▸ EXERCISE PROMPT
Identify and reproduce every line holding the string "mnemonic".

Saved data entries
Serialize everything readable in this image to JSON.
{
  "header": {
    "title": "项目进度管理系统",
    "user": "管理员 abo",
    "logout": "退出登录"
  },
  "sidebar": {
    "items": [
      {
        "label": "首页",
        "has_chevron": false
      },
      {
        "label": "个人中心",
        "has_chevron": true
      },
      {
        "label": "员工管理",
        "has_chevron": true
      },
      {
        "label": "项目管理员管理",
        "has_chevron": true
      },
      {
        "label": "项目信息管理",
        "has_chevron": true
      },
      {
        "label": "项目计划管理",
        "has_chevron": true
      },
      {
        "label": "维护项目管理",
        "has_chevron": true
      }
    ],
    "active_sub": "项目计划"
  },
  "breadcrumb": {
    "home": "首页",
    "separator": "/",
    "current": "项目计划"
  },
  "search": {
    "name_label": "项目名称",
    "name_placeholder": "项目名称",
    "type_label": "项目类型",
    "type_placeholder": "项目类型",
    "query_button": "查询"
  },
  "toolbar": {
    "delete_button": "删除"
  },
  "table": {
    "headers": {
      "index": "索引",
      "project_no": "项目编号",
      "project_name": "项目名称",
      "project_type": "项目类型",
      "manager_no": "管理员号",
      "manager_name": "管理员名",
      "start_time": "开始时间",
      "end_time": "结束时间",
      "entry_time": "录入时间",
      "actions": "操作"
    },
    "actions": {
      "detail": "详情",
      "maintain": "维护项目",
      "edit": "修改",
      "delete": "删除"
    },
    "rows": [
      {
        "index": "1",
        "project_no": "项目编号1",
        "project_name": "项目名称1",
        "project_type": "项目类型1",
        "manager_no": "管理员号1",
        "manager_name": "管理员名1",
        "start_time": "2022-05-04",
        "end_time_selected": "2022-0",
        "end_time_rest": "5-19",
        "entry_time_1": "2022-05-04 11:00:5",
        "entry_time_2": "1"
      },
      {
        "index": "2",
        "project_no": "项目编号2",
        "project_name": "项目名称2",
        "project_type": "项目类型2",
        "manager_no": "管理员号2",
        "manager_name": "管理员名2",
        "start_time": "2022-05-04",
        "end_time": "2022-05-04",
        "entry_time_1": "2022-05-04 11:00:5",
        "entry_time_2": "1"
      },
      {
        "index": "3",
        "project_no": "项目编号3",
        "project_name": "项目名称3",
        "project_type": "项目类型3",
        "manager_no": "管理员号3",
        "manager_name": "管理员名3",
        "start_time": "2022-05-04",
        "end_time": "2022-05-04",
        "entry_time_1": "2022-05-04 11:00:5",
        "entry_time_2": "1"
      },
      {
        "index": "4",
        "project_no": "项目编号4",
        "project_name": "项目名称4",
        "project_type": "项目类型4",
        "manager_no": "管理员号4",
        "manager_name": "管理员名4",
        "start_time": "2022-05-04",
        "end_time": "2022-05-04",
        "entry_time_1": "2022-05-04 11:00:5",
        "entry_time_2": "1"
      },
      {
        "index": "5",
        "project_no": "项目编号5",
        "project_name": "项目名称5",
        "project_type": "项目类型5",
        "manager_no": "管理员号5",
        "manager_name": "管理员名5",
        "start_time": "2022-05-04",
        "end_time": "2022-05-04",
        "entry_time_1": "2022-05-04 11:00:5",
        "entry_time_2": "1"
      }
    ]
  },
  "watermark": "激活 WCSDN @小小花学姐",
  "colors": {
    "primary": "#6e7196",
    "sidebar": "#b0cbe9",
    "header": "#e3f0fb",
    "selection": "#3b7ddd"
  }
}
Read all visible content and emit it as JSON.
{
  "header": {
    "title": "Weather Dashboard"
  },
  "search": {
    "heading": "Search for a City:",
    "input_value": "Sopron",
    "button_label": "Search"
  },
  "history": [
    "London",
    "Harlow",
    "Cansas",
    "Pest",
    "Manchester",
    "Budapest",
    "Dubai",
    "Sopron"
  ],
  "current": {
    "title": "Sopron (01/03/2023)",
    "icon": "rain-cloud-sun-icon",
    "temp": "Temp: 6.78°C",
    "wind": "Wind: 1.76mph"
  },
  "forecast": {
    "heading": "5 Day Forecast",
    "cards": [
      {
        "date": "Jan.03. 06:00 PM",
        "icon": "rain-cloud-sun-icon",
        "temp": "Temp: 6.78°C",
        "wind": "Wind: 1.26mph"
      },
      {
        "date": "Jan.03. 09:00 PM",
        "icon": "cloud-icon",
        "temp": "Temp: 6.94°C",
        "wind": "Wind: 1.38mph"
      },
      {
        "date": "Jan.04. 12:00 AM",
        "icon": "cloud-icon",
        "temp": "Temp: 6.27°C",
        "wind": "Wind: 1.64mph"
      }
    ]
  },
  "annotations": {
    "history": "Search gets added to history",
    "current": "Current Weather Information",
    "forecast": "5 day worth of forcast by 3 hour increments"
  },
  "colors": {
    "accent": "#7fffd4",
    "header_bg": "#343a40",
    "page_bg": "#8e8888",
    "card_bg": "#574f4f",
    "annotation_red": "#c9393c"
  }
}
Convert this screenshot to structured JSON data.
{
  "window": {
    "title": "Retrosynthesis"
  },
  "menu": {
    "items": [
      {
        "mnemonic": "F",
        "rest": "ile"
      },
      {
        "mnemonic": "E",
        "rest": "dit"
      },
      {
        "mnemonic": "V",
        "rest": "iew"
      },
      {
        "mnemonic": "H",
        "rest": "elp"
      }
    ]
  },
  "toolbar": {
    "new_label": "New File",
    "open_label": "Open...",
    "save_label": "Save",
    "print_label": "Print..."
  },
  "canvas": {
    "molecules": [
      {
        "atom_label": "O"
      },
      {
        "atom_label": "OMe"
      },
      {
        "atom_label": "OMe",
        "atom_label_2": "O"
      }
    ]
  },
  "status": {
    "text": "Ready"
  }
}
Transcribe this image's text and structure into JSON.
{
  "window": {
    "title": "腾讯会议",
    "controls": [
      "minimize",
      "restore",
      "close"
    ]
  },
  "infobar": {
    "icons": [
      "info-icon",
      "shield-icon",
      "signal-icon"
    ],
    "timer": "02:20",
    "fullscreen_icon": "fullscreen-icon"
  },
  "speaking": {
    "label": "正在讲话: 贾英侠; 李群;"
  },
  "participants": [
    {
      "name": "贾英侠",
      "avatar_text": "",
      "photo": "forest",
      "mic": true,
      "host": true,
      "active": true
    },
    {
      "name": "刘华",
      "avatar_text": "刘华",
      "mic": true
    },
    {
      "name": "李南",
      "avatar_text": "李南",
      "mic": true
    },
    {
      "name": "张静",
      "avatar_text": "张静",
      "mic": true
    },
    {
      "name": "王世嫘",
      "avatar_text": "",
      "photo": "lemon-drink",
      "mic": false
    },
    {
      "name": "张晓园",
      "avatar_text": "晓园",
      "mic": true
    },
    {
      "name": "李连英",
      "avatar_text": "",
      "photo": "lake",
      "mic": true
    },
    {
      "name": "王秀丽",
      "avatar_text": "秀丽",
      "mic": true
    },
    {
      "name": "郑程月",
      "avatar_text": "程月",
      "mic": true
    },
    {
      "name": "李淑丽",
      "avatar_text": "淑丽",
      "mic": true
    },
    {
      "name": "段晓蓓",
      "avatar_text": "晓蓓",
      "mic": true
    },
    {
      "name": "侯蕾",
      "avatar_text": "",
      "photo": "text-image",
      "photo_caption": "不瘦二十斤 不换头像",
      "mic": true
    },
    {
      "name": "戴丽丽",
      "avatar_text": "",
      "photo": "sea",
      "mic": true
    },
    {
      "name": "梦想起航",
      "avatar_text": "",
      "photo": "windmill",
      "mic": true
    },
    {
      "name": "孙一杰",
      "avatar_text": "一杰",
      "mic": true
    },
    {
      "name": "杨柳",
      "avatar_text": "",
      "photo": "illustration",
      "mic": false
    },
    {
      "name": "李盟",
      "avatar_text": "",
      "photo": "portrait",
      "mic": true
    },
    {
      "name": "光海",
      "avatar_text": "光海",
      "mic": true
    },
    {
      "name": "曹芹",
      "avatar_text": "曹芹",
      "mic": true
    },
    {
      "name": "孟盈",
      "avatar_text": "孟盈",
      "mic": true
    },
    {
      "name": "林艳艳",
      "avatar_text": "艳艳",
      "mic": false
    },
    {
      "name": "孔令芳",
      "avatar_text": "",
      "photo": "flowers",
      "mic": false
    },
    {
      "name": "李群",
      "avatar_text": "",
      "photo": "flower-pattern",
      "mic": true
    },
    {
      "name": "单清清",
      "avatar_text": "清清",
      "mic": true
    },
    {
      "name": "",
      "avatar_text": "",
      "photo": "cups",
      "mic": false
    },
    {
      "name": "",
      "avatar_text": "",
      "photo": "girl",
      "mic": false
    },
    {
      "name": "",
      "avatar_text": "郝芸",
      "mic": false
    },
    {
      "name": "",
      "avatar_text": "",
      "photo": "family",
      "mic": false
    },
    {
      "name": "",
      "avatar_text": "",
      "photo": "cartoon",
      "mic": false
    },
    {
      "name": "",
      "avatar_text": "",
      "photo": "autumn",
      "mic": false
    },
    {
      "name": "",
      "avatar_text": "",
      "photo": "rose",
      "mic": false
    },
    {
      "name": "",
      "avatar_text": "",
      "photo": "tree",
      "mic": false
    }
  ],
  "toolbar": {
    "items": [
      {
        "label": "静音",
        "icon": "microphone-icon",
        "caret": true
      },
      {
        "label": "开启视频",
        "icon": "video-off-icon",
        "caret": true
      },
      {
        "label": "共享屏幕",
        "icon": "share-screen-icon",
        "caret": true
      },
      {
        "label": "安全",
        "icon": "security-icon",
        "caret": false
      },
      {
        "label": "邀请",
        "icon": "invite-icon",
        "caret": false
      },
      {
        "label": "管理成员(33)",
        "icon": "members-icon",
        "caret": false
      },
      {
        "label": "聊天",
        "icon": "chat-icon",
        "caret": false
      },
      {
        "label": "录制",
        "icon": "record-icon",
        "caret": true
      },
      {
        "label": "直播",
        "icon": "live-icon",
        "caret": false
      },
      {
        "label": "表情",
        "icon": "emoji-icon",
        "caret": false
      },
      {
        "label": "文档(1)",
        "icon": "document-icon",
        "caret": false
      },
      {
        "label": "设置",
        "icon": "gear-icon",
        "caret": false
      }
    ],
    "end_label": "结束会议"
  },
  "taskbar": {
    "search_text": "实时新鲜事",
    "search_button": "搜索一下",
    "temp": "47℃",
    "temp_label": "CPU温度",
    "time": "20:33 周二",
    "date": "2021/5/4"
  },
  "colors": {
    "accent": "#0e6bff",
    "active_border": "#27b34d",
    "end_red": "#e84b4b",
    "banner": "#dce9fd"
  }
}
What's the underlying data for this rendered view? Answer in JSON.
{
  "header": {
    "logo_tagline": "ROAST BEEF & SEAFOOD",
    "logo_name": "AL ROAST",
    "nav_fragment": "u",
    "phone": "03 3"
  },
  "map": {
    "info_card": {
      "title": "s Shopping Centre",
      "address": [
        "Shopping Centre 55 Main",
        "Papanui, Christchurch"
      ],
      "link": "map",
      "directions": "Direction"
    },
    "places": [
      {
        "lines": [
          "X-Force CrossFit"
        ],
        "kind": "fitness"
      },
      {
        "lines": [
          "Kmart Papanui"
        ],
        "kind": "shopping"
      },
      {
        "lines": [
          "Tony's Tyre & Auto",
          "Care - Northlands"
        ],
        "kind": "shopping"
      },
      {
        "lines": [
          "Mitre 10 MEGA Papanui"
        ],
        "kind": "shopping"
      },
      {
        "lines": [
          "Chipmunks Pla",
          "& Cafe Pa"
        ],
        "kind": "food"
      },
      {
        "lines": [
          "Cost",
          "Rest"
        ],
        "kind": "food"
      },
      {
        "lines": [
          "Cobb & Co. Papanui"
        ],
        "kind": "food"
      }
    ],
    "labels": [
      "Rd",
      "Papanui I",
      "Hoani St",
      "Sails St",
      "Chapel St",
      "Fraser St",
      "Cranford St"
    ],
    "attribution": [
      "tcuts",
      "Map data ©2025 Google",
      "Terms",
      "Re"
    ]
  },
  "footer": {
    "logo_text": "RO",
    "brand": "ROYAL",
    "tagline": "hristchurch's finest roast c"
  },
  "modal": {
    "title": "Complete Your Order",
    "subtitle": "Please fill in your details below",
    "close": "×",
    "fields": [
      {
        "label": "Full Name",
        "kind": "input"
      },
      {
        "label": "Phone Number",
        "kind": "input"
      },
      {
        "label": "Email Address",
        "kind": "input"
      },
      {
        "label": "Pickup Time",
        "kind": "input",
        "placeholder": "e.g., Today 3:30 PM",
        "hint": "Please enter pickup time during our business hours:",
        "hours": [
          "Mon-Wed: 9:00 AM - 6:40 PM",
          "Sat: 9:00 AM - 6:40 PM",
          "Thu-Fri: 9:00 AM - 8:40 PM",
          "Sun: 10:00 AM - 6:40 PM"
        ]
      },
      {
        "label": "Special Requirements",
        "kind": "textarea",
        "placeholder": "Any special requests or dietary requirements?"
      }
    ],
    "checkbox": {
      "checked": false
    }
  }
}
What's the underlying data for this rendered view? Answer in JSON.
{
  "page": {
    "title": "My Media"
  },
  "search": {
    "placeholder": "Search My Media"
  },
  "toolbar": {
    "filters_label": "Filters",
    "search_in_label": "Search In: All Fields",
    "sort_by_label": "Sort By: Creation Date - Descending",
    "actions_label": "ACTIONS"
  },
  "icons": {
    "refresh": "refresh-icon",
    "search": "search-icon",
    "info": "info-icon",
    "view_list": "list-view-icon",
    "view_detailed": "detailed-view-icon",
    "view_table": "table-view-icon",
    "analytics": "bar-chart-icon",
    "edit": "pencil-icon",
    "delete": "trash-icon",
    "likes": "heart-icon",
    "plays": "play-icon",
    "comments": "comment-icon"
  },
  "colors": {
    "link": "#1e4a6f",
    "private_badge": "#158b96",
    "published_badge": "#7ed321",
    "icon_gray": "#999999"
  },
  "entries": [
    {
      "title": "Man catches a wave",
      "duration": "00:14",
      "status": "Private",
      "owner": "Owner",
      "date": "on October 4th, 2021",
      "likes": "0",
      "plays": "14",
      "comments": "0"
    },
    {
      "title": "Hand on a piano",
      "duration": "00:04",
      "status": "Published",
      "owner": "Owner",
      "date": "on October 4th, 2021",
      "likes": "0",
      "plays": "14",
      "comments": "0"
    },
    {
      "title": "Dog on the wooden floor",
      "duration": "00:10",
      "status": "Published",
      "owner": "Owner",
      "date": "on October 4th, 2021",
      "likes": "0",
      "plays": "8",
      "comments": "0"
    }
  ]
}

▸ WRITTEN SOLUTION
        "mnemonic": "F",
        "mnemonic": "E",
        "mnemonic": "V",
        "mnemonic": "H",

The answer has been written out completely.